— Start Input data —

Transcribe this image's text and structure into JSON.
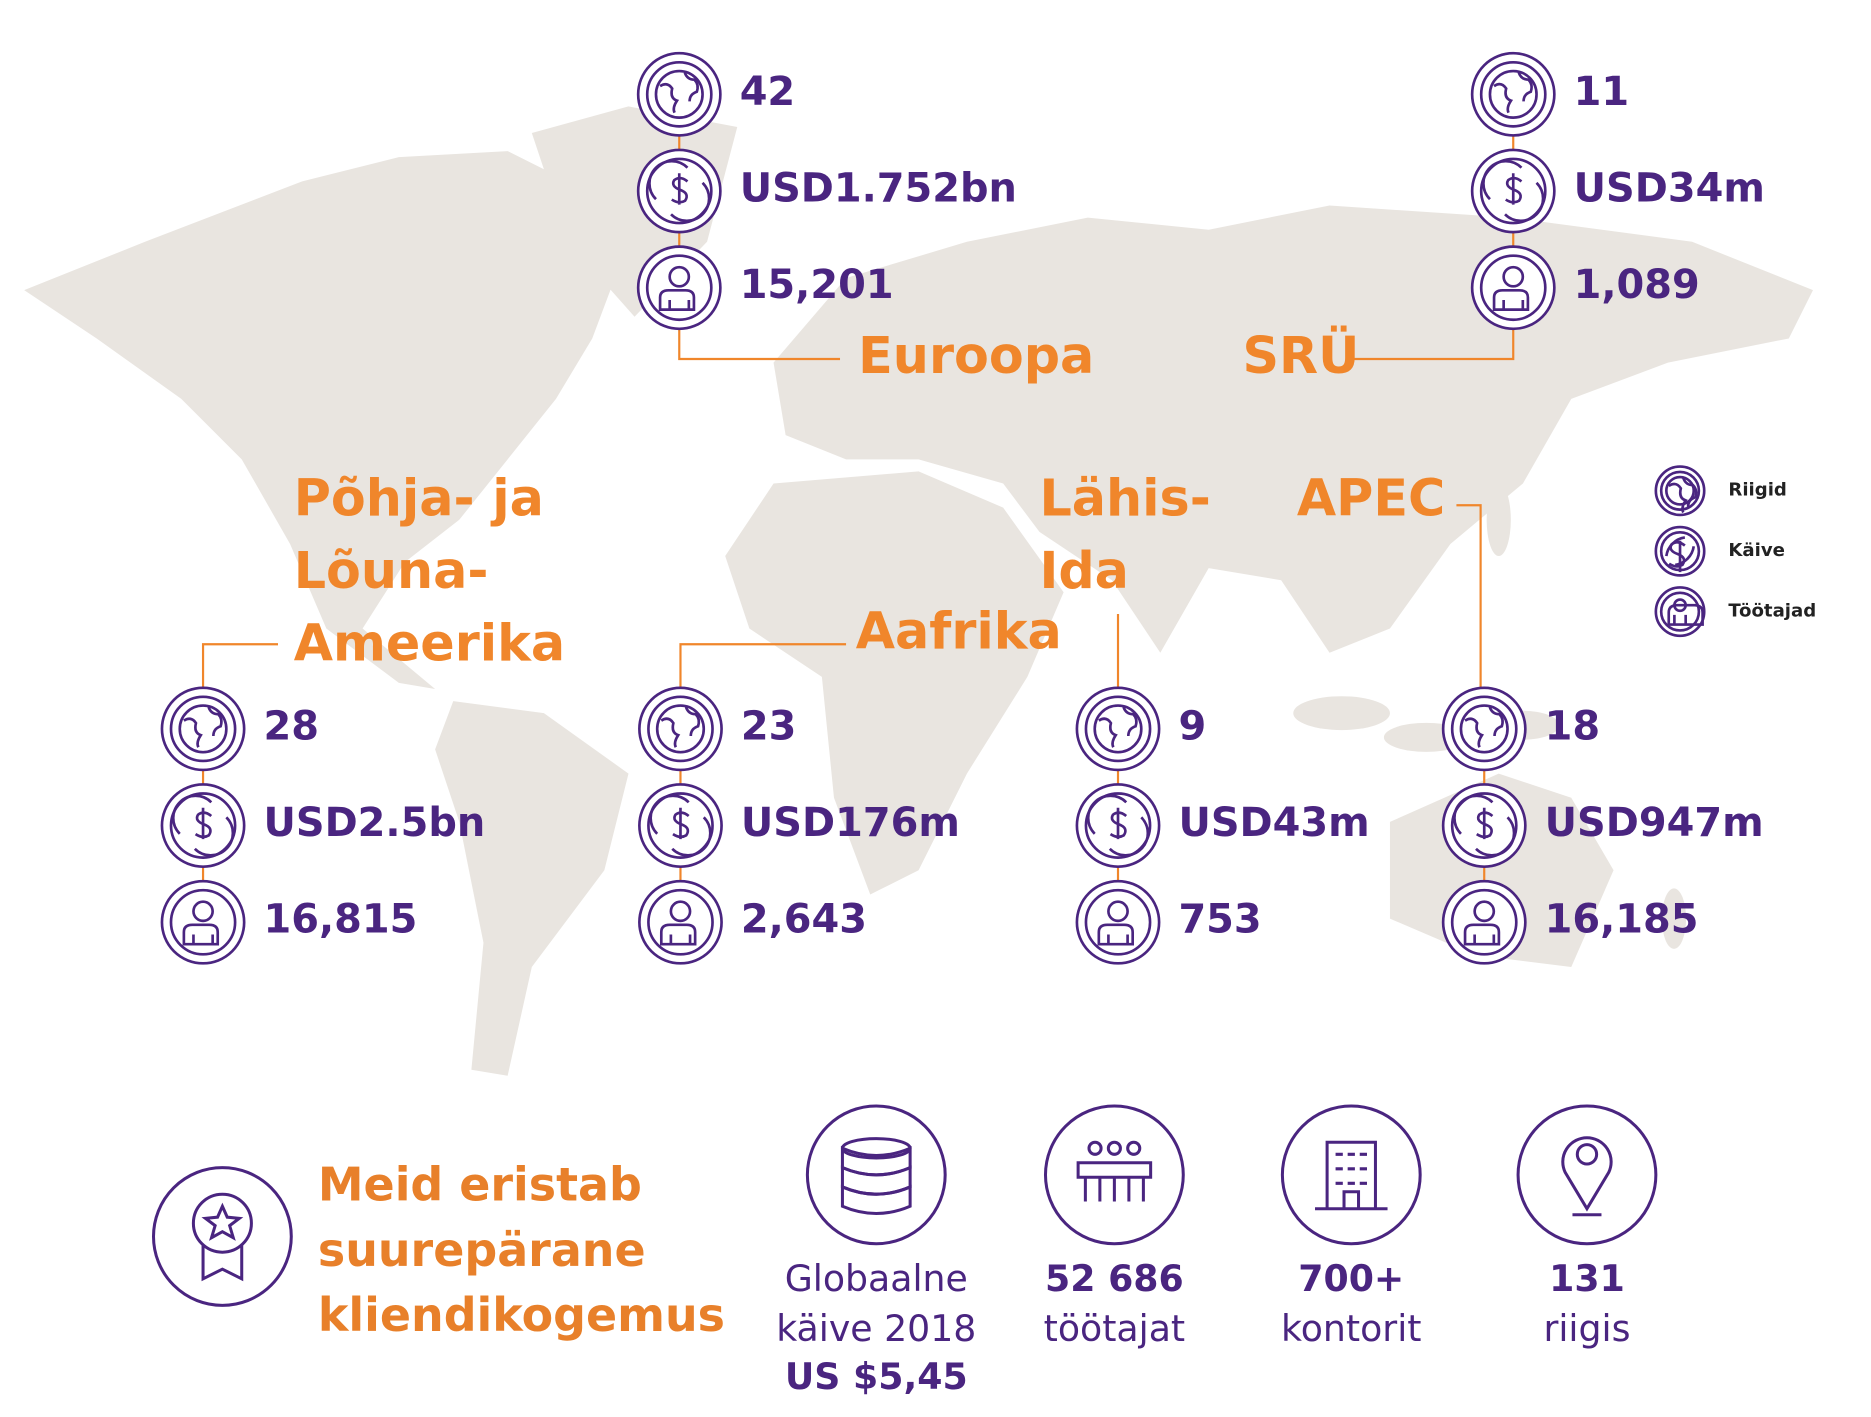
{
  "regions": [
    {
      "name": [
        "Euroopa"
      ],
      "countries": "42",
      "turnover": "USD1.752bn",
      "employees": "15,201"
    },
    {
      "name": [
        "SRÜ"
      ],
      "countries": "11",
      "turnover": "USD34m",
      "employees": "1,089"
    },
    {
      "name": [
        "Põhja- ja",
        "Lõuna-",
        "Ameerika"
      ],
      "countries": "28",
      "turnover": "USD2.5bn",
      "employees": "16,815"
    },
    {
      "name": [
        "Aafrika"
      ],
      "countries": "23",
      "turnover": "USD176m",
      "employees": "2,643"
    },
    {
      "name": [
        "Lähis-",
        "Ida"
      ],
      "countries": "9",
      "turnover": "USD43m",
      "employees": "753"
    },
    {
      "name": [
        "APEC"
      ],
      "countries": "18",
      "turnover": "USD947m",
      "employees": "16,185"
    }
  ],
  "legend": [
    "Riigid",
    "Käive",
    "Töötajad"
  ],
  "highlight": [
    "Meid eristab",
    "suurepärane",
    "kliendikogemus"
  ],
  "stats": [
    {
      "lines": [
        "Globaalne",
        "käive 2018"
      ],
      "bold": "US $5,45"
    },
    {
      "bold": "52 686",
      "lines": [
        "töötajat"
      ]
    },
    {
      "bold": "700+",
      "lines": [
        "kontorit"
      ]
    },
    {
      "bold": "131",
      "lines": [
        "riigis"
      ]
    }
  ]
}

— End Input data —

• What is required
Check each line of the records above for "bold", and copy those that have it.

• Answer below
      "bold": "US $5,45"
      "bold": "52 686",
      "bold": "700+",
      "bold": "131",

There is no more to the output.